-- Provided records start --
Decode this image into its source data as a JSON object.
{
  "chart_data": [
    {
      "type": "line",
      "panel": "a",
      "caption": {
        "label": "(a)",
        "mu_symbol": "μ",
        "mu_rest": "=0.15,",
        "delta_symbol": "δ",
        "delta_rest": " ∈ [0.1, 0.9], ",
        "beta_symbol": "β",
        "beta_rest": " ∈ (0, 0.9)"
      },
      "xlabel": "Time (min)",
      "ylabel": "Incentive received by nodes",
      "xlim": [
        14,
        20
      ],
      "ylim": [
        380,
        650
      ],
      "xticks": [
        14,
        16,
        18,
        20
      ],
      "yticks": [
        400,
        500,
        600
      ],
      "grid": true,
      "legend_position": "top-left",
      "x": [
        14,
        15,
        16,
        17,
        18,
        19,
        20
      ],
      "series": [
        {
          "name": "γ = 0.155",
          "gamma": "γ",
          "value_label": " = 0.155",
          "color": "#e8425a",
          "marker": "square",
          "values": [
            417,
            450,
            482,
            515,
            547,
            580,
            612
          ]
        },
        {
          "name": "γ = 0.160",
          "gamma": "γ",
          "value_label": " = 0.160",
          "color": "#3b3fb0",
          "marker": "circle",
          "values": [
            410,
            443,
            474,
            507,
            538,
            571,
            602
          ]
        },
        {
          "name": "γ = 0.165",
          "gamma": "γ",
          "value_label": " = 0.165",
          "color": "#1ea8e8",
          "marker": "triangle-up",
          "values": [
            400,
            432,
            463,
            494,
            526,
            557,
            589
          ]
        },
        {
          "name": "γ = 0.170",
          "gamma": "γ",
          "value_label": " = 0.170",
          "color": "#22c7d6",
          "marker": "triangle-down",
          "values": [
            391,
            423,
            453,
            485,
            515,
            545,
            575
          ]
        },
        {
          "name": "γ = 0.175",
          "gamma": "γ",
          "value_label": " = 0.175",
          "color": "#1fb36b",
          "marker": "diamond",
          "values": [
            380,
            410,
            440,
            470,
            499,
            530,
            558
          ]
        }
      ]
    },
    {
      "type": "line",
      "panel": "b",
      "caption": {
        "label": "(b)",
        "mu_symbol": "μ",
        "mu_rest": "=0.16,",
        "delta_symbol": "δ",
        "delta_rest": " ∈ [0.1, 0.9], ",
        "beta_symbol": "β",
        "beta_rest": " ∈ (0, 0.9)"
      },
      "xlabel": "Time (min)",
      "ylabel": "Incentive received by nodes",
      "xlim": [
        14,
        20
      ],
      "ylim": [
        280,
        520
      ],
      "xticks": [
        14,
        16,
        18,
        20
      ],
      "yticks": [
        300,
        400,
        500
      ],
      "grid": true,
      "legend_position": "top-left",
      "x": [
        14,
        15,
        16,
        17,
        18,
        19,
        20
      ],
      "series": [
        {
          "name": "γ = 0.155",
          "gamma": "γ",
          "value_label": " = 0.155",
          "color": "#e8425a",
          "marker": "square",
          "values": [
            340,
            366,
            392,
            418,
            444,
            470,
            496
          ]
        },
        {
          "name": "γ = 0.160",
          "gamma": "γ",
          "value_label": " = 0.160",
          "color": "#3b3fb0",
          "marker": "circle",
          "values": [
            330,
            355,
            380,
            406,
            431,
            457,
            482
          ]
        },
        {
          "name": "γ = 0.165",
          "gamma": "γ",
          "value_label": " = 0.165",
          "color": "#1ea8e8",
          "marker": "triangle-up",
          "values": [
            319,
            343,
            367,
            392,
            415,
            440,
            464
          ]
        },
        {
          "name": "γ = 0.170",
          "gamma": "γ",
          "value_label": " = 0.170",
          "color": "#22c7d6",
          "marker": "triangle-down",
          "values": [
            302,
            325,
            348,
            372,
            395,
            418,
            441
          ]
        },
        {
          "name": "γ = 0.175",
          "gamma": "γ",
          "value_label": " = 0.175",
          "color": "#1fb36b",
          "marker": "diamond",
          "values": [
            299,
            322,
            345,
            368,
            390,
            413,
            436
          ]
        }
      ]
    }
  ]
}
-- Provided records end --
Task directions: Copy the records above exactly.

Exercise output:
Decode this image into its source data as a JSON object.
{
  "chart_data": [
    {
      "type": "line",
      "panel": "a",
      "caption": {
        "label": "(a)",
        "mu_symbol": "μ",
        "mu_rest": "=0.15,",
        "delta_symbol": "δ",
        "delta_rest": " ∈ [0.1, 0.9], ",
        "beta_symbol": "β",
        "beta_rest": " ∈ (0, 0.9)"
      },
      "xlabel": "Time (min)",
      "ylabel": "Incentive received by nodes",
      "xlim": [
        14,
        20
      ],
      "ylim": [
        380,
        650
      ],
      "xticks": [
        14,
        16,
        18,
        20
      ],
      "yticks": [
        400,
        500,
        600
      ],
      "grid": true,
      "legend_position": "top-left",
      "x": [
        14,
        15,
        16,
        17,
        18,
        19,
        20
      ],
      "series": [
        {
          "name": "γ = 0.155",
          "gamma": "γ",
          "value_label": " = 0.155",
          "color": "#e8425a",
          "marker": "square",
          "values": [
            417,
            450,
            482,
            515,
            547,
            580,
            612
          ]
        },
        {
          "name": "γ = 0.160",
          "gamma": "γ",
          "value_label": " = 0.160",
          "color": "#3b3fb0",
          "marker": "circle",
          "values": [
            410,
            443,
            474,
            507,
            538,
            571,
            602
          ]
        },
        {
          "name": "γ = 0.165",
          "gamma": "γ",
          "value_label": " = 0.165",
          "color": "#1ea8e8",
          "marker": "triangle-up",
          "values": [
            400,
            432,
            463,
            494,
            526,
            557,
            589
          ]
        },
        {
          "name": "γ = 0.170",
          "gamma": "γ",
          "value_label": " = 0.170",
          "color": "#22c7d6",
          "marker": "triangle-down",
          "values": [
            391,
            423,
            453,
            485,
            515,
            545,
            575
          ]
        },
        {
          "name": "γ = 0.175",
          "gamma": "γ",
          "value_label": " = 0.175",
          "color": "#1fb36b",
          "marker": "diamond",
          "values": [
            380,
            410,
            440,
            470,
            499,
            530,
            558
          ]
        }
      ]
    },
    {
      "type": "line",
      "panel": "b",
      "caption": {
        "label": "(b)",
        "mu_symbol": "μ",
        "mu_rest": "=0.16,",
        "delta_symbol": "δ",
        "delta_rest": " ∈ [0.1, 0.9], ",
        "beta_symbol": "β",
        "beta_rest": " ∈ (0, 0.9)"
      },
      "xlabel": "Time (min)",
      "ylabel": "Incentive received by nodes",
      "xlim": [
        14,
        20
      ],
      "ylim": [
        280,
        520
      ],
      "xticks": [
        14,
        16,
        18,
        20
      ],
      "yticks": [
        300,
        400,
        500
      ],
      "grid": true,
      "legend_position": "top-left",
      "x": [
        14,
        15,
        16,
        17,
        18,
        19,
        20
      ],
      "series": [
        {
          "name": "γ = 0.155",
          "gamma": "γ",
          "value_label": " = 0.155",
          "color": "#e8425a",
          "marker": "square",
          "values": [
            340,
            366,
            392,
            418,
            444,
            470,
            496
          ]
        },
        {
          "name": "γ = 0.160",
          "gamma": "γ",
          "value_label": " = 0.160",
          "color": "#3b3fb0",
          "marker": "circle",
          "values": [
            330,
            355,
            380,
            406,
            431,
            457,
            482
          ]
        },
        {
          "name": "γ = 0.165",
          "gamma": "γ",
          "value_label": " = 0.165",
          "color": "#1ea8e8",
          "marker": "triangle-up",
          "values": [
            319,
            343,
            367,
            392,
            415,
            440,
            464
          ]
        },
        {
          "name": "γ = 0.170",
          "gamma": "γ",
          "value_label": " = 0.170",
          "color": "#22c7d6",
          "marker": "triangle-down",
          "values": [
            302,
            325,
            348,
            372,
            395,
            418,
            441
          ]
        },
        {
          "name": "γ = 0.175",
          "gamma": "γ",
          "value_label": " = 0.175",
          "color": "#1fb36b",
          "marker": "diamond",
          "values": [
            299,
            322,
            345,
            368,
            390,
            413,
            436
          ]
        }
      ]
    }
  ]
}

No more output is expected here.